Exercise objective:
Print each of the entries exactly, leaving nothing out.

——————————

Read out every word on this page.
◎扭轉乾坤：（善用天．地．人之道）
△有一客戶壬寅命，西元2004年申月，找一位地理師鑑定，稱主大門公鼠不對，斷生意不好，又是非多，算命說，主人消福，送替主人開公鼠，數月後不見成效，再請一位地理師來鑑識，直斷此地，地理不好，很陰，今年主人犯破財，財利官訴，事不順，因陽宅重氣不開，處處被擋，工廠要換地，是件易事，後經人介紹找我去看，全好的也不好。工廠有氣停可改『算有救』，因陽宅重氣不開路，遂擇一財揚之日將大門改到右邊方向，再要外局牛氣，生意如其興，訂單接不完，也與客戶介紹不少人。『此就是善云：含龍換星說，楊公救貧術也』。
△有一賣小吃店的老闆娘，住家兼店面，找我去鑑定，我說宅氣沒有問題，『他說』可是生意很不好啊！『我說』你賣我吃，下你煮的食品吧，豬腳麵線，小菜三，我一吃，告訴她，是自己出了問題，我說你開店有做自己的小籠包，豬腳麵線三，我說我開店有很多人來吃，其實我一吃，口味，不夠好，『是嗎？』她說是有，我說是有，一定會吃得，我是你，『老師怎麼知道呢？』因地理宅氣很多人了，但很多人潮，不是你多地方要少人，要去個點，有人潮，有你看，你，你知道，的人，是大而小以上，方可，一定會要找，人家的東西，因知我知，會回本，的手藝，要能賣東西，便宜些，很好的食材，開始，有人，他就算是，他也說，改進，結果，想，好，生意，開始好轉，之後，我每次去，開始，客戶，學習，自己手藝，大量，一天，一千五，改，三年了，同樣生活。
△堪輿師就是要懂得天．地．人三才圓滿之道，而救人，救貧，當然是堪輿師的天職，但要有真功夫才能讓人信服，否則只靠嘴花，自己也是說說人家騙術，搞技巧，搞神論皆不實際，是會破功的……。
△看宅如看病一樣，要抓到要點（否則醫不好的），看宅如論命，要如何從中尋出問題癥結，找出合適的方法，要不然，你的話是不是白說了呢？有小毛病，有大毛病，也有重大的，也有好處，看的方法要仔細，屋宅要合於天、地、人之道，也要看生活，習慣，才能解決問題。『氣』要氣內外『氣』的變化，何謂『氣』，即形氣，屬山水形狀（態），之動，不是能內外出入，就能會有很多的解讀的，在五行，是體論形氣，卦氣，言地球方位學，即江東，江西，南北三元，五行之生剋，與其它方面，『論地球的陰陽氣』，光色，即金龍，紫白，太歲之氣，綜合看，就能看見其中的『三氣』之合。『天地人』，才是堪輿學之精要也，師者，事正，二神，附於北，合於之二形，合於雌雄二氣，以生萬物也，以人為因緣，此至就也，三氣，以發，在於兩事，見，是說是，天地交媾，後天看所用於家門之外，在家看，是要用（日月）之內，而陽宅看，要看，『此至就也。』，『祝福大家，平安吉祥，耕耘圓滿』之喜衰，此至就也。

——————————

Right answer:
Read out every word on this page.
◎扭轉乾坤：（善用天．地．人之道）
△有一客戶壬寅命，西元2004年申月，找一位地理師鑑定，稱主大門公鼠不對，斷生意不好，又是非多，算命說，主人消福，送替主人開公鼠，數月後不見成效，再請一位地理師來鑑識，直斷此地，地理不好，很陰，今年主人犯破財，財利官訴，事不順，因陽宅重氣不開，處處被擋，工廠要換地，是件易事，後經人介紹找我去看，全好的也不好。工廠有氣停可改『算有救』，因陽宅重氣不開路，遂擇一財揚之日將大門改到右邊方向，再要外局牛氣，生意如其興，訂單接不完，也與客戶介紹不少人。『此就是善云：含龍換星說，楊公救貧術也』。
△有一賣小吃店的老闆娘，住家兼店面，找我去鑑定，我說宅氣沒有問題，『他說』可是生意很不好啊！『我說』你賣我吃，下你煮的食品吧，豬腳麵線，小菜三，我一吃，告訴她，是自己出了問題，我說你開店有做自己的小籠包，豬腳麵線三，我說我開店有很多人來吃，其實我一吃，口味，不夠好，『是嗎？』她說是有，我說是有，一定會吃得，我是你，『老師怎麼知道呢？』因地理宅氣很多人了，但很多人潮，不是你多地方要少人，要去個點，有人潮，有你看，你，你知道，的人，是大而小以上，方可，一定會要找，人家的東西，因知我知，會回本，的手藝，要能賣東西，便宜些，很好的食材，開始，有人，他就算是，他也說，改進，結果，想，好，生意，開始好轉，之後，我每次去，開始，客戶，學習，自己手藝，大量，一天，一千五，改，三年了，同樣生活。
△堪輿師就是要懂得天．地．人三才圓滿之道，而救人，救貧，當然是堪輿師的天職，但要有真功夫才能讓人信服，否則只靠嘴花，自己也是說說人家騙術，搞技巧，搞神論皆不實際，是會破功的……。
△看宅如看病一樣，要抓到要點（否則醫不好的），看宅如論命，要如何從中尋出問題癥結，找出合適的方法，要不然，你的話是不是白說了呢？有小毛病，有大毛病，也有重大的，也有好處，看的方法要仔細，屋宅要合於天、地、人之道，也要看生活，習慣，才能解決問題。『氣』要氣內外『氣』的變化，何謂『氣』，即形氣，屬山水形狀（態），之動，不是能內外出入，就能會有很多的解讀的，在五行，是體論形氣，卦氣，言地球方位學，即江東，江西，南北三元，五行之生剋，與其它方面，『論地球的陰陽氣』，光色，即金龍，紫白，太歲之氣，綜合看，就能看見其中的『三氣』之合。『天地人』，才是堪輿學之精要也，師者，事正，二神，附於北，合於之二形，合於雌雄二氣，以生萬物也，以人為因緣，此至就也，三氣，以發，在於兩事，見，是說是，天地交媾，後天看所用於家門之外，在家看，是要用（日月）之內，而陽宅看，要看，『此至就也。』，『祝福大家，平安吉祥，耕耘圓滿』之喜衰，此至就也。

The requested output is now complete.